━━━━━ DATA EXCERPTS ━━━━━

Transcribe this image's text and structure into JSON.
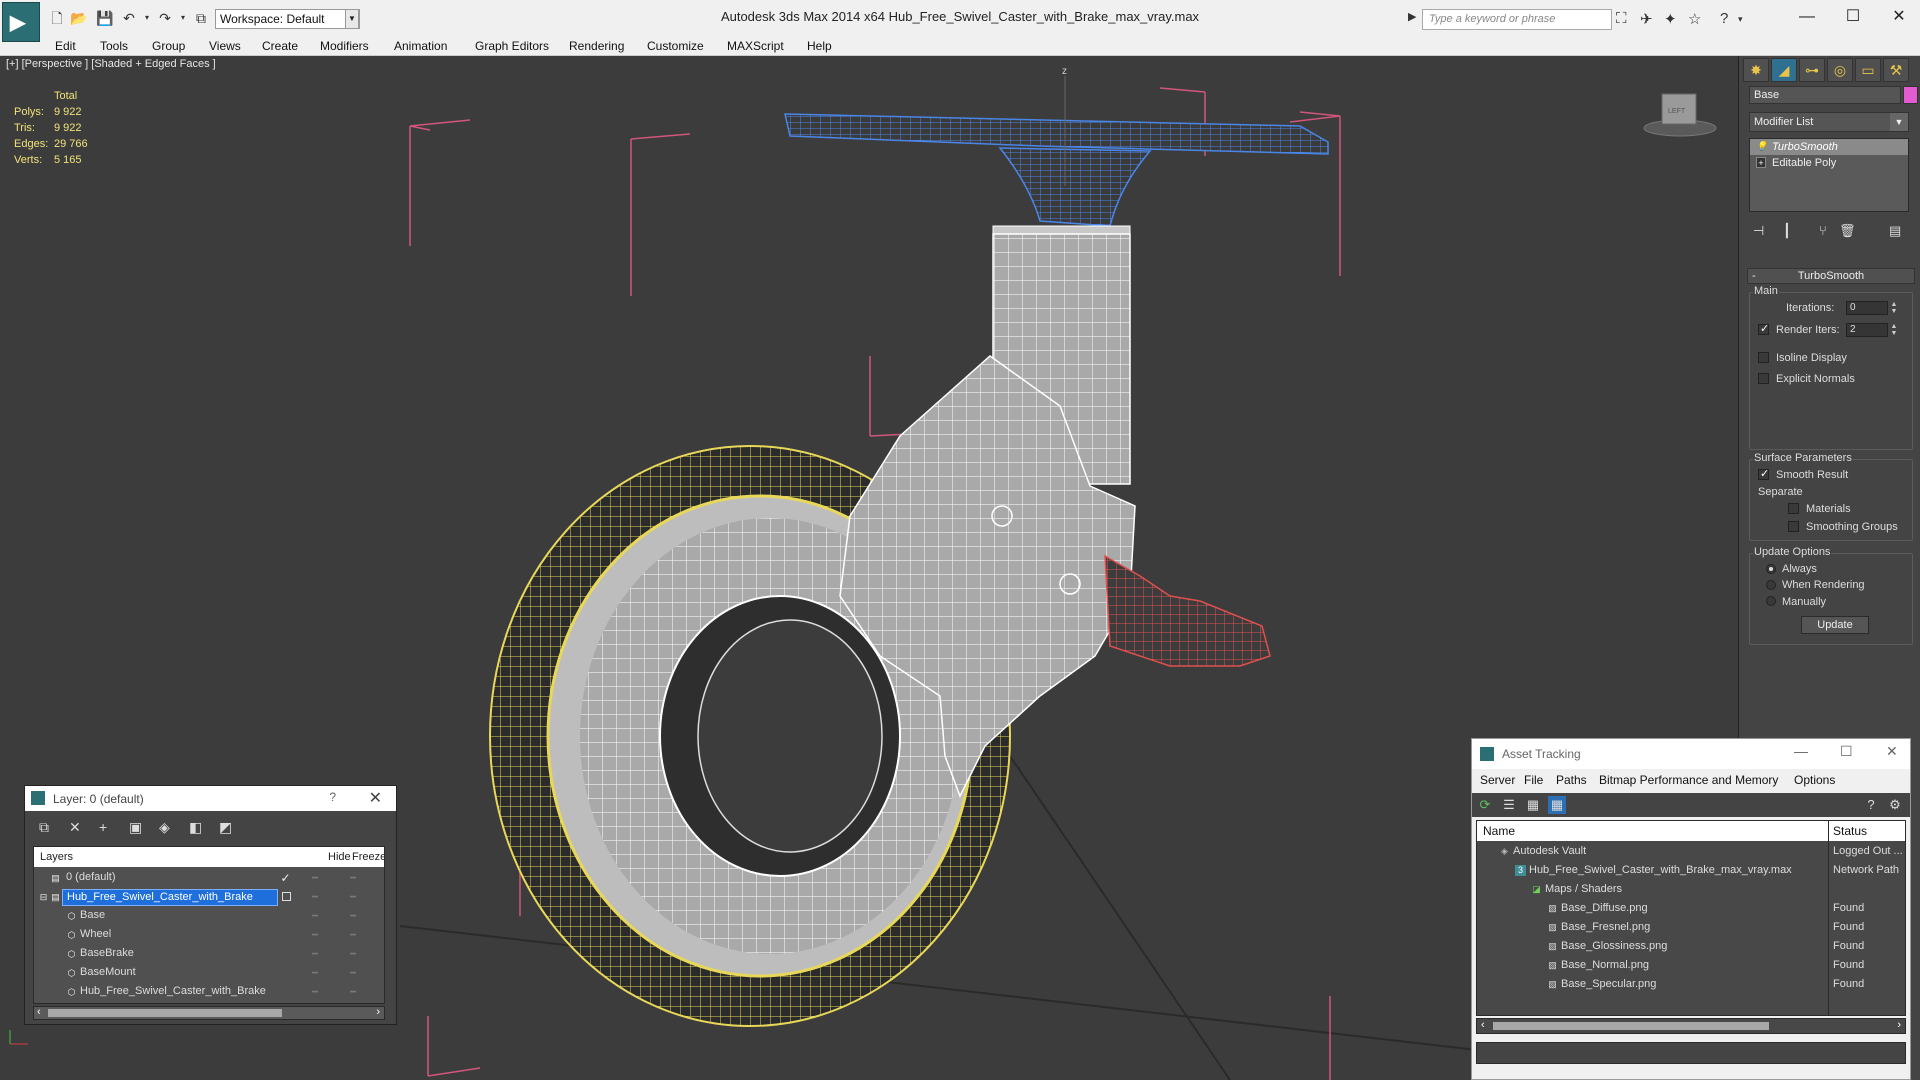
{
  "app": {
    "title": "Autodesk 3ds Max  2014 x64     Hub_Free_Swivel_Caster_with_Brake_max_vray.max",
    "workspace": "Workspace: Default",
    "search_placeholder": "Type a keyword or phrase"
  },
  "menu": [
    "Edit",
    "Tools",
    "Group",
    "Views",
    "Create",
    "Modifiers",
    "Animation",
    "Graph Editors",
    "Rendering",
    "Customize",
    "MAXScript",
    "Help"
  ],
  "viewport": {
    "label": "[+] [Perspective ] [Shaded + Edged Faces ]",
    "stats": {
      "total_label": "Total",
      "rows": [
        {
          "k": "Polys:",
          "v": "9 922"
        },
        {
          "k": "Tris:",
          "v": "9 922"
        },
        {
          "k": "Edges:",
          "v": "29 766"
        },
        {
          "k": "Verts:",
          "v": "5 165"
        }
      ]
    },
    "colors": {
      "background": "#3c3c3c",
      "bbox": "#d0567a",
      "wheel_wire": "#e8d85a",
      "base_wire": "#4a86e8",
      "brake_wire": "#e05050",
      "mesh": "#9a9a9a"
    }
  },
  "command_panel": {
    "object_name": "Base",
    "object_color": "#e35bd0",
    "modifier_list": "Modifier List",
    "stack": [
      {
        "label": "TurboSmooth",
        "selected": true,
        "icon": "lightbulb-icon"
      },
      {
        "label": "Editable Poly",
        "selected": false,
        "icon": "plus-icon"
      }
    ],
    "rollout_title": "TurboSmooth",
    "main_label": "Main",
    "iterations_label": "Iterations:",
    "iterations_value": "0",
    "render_iters_label": "Render Iters:",
    "render_iters_value": "2",
    "render_iters_checked": true,
    "isoline_label": "Isoline Display",
    "explicit_label": "Explicit Normals",
    "surface_label": "Surface Parameters",
    "smooth_label": "Smooth Result",
    "smooth_checked": true,
    "separate_label": "Separate",
    "materials_label": "Materials",
    "smoothing_label": "Smoothing Groups",
    "update_options_label": "Update Options",
    "always_label": "Always",
    "when_rendering_label": "When Rendering",
    "manually_label": "Manually",
    "update_button": "Update"
  },
  "layer_window": {
    "title": "Layer: 0 (default)",
    "help": "?",
    "col_layers": "Layers",
    "col_hide": "Hide",
    "col_freeze": "Freeze",
    "rows": [
      {
        "name": "0 (default)",
        "indent": 0,
        "selected": false,
        "current": true
      },
      {
        "name": "Hub_Free_Swivel_Caster_with_Brake",
        "indent": 0,
        "selected": true,
        "current": false
      },
      {
        "name": "Base",
        "indent": 1,
        "selected": false,
        "current": false
      },
      {
        "name": "Wheel",
        "indent": 1,
        "selected": false,
        "current": false
      },
      {
        "name": "BaseBrake",
        "indent": 1,
        "selected": false,
        "current": false
      },
      {
        "name": "BaseMount",
        "indent": 1,
        "selected": false,
        "current": false
      },
      {
        "name": "Hub_Free_Swivel_Caster_with_Brake",
        "indent": 1,
        "selected": false,
        "current": false
      }
    ]
  },
  "asset_tracking": {
    "title": "Asset Tracking",
    "menu": [
      "Server",
      "File",
      "Paths",
      "Bitmap Performance and Memory",
      "Options"
    ],
    "col_name": "Name",
    "col_status": "Status",
    "rows": [
      {
        "name": "Autodesk Vault",
        "status": "Logged Out ...",
        "indent": 1,
        "icon": "vault-icon"
      },
      {
        "name": "Hub_Free_Swivel_Caster_with_Brake_max_vray.max",
        "status": "Network Path",
        "indent": 2,
        "icon": "max-file-icon"
      },
      {
        "name": "Maps / Shaders",
        "status": "",
        "indent": 3,
        "icon": "maps-icon"
      },
      {
        "name": "Base_Diffuse.png",
        "status": "Found",
        "indent": 4,
        "icon": "image-file-icon"
      },
      {
        "name": "Base_Fresnel.png",
        "status": "Found",
        "indent": 4,
        "icon": "image-file-icon"
      },
      {
        "name": "Base_Glossiness.png",
        "status": "Found",
        "indent": 4,
        "icon": "image-file-icon"
      },
      {
        "name": "Base_Normal.png",
        "status": "Found",
        "indent": 4,
        "icon": "image-file-icon"
      },
      {
        "name": "Base_Specular.png",
        "status": "Found",
        "indent": 4,
        "icon": "image-file-icon"
      }
    ]
  }
}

━━━━━

• [PROBLEM DETAILS]: Copy every record above exactly, leaving out any pictures.

• [ANSWER TO THIS TASK]:
Transcribe this image's text and structure into JSON.
{
  "app": {
    "title": "Autodesk 3ds Max  2014 x64     Hub_Free_Swivel_Caster_with_Brake_max_vray.max",
    "workspace": "Workspace: Default",
    "search_placeholder": "Type a keyword or phrase"
  },
  "menu": [
    "Edit",
    "Tools",
    "Group",
    "Views",
    "Create",
    "Modifiers",
    "Animation",
    "Graph Editors",
    "Rendering",
    "Customize",
    "MAXScript",
    "Help"
  ],
  "viewport": {
    "label": "[+] [Perspective ] [Shaded + Edged Faces ]",
    "stats": {
      "total_label": "Total",
      "rows": [
        {
          "k": "Polys:",
          "v": "9 922"
        },
        {
          "k": "Tris:",
          "v": "9 922"
        },
        {
          "k": "Edges:",
          "v": "29 766"
        },
        {
          "k": "Verts:",
          "v": "5 165"
        }
      ]
    },
    "colors": {
      "background": "#3c3c3c",
      "bbox": "#d0567a",
      "wheel_wire": "#e8d85a",
      "base_wire": "#4a86e8",
      "brake_wire": "#e05050",
      "mesh": "#9a9a9a"
    }
  },
  "command_panel": {
    "object_name": "Base",
    "object_color": "#e35bd0",
    "modifier_list": "Modifier List",
    "stack": [
      {
        "label": "TurboSmooth",
        "selected": true,
        "icon": "lightbulb-icon"
      },
      {
        "label": "Editable Poly",
        "selected": false,
        "icon": "plus-icon"
      }
    ],
    "rollout_title": "TurboSmooth",
    "main_label": "Main",
    "iterations_label": "Iterations:",
    "iterations_value": "0",
    "render_iters_label": "Render Iters:",
    "render_iters_value": "2",
    "render_iters_checked": true,
    "isoline_label": "Isoline Display",
    "explicit_label": "Explicit Normals",
    "surface_label": "Surface Parameters",
    "smooth_label": "Smooth Result",
    "smooth_checked": true,
    "separate_label": "Separate",
    "materials_label": "Materials",
    "smoothing_label": "Smoothing Groups",
    "update_options_label": "Update Options",
    "always_label": "Always",
    "when_rendering_label": "When Rendering",
    "manually_label": "Manually",
    "update_button": "Update"
  },
  "layer_window": {
    "title": "Layer: 0 (default)",
    "help": "?",
    "col_layers": "Layers",
    "col_hide": "Hide",
    "col_freeze": "Freeze",
    "rows": [
      {
        "name": "0 (default)",
        "indent": 0,
        "selected": false,
        "current": true
      },
      {
        "name": "Hub_Free_Swivel_Caster_with_Brake",
        "indent": 0,
        "selected": true,
        "current": false
      },
      {
        "name": "Base",
        "indent": 1,
        "selected": false,
        "current": false
      },
      {
        "name": "Wheel",
        "indent": 1,
        "selected": false,
        "current": false
      },
      {
        "name": "BaseBrake",
        "indent": 1,
        "selected": false,
        "current": false
      },
      {
        "name": "BaseMount",
        "indent": 1,
        "selected": false,
        "current": false
      },
      {
        "name": "Hub_Free_Swivel_Caster_with_Brake",
        "indent": 1,
        "selected": false,
        "current": false
      }
    ]
  },
  "asset_tracking": {
    "title": "Asset Tracking",
    "menu": [
      "Server",
      "File",
      "Paths",
      "Bitmap Performance and Memory",
      "Options"
    ],
    "col_name": "Name",
    "col_status": "Status",
    "rows": [
      {
        "name": "Autodesk Vault",
        "status": "Logged Out ...",
        "indent": 1,
        "icon": "vault-icon"
      },
      {
        "name": "Hub_Free_Swivel_Caster_with_Brake_max_vray.max",
        "status": "Network Path",
        "indent": 2,
        "icon": "max-file-icon"
      },
      {
        "name": "Maps / Shaders",
        "status": "",
        "indent": 3,
        "icon": "maps-icon"
      },
      {
        "name": "Base_Diffuse.png",
        "status": "Found",
        "indent": 4,
        "icon": "image-file-icon"
      },
      {
        "name": "Base_Fresnel.png",
        "status": "Found",
        "indent": 4,
        "icon": "image-file-icon"
      },
      {
        "name": "Base_Glossiness.png",
        "status": "Found",
        "indent": 4,
        "icon": "image-file-icon"
      },
      {
        "name": "Base_Normal.png",
        "status": "Found",
        "indent": 4,
        "icon": "image-file-icon"
      },
      {
        "name": "Base_Specular.png",
        "status": "Found",
        "indent": 4,
        "icon": "image-file-icon"
      }
    ]
  }
}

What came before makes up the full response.